DO THIS:
The data below must be copied in full and without any change.

(Data entries)
--- start ---

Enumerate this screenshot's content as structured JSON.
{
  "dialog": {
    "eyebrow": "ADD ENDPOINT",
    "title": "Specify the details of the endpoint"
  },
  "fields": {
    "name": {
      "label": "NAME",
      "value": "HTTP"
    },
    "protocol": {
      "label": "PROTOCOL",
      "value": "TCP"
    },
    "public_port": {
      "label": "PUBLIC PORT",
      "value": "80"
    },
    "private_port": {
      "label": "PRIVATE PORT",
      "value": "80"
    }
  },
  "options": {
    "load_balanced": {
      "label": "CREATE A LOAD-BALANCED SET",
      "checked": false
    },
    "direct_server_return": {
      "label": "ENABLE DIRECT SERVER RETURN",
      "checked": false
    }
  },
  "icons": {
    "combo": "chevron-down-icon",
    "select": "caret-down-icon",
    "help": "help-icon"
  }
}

--- end ---

SOLUTION FOR THIS EXERCISE:
Enumerate this screenshot's content as structured JSON.
{
  "dialog": {
    "eyebrow": "ADD ENDPOINT",
    "title": "Specify the details of the endpoint"
  },
  "fields": {
    "name": {
      "label": "NAME",
      "value": "HTTP"
    },
    "protocol": {
      "label": "PROTOCOL",
      "value": "TCP"
    },
    "public_port": {
      "label": "PUBLIC PORT",
      "value": "80"
    },
    "private_port": {
      "label": "PRIVATE PORT",
      "value": "80"
    }
  },
  "options": {
    "load_balanced": {
      "label": "CREATE A LOAD-BALANCED SET",
      "checked": false
    },
    "direct_server_return": {
      "label": "ENABLE DIRECT SERVER RETURN",
      "checked": false
    }
  },
  "icons": {
    "combo": "chevron-down-icon",
    "select": "caret-down-icon",
    "help": "help-icon"
  }
}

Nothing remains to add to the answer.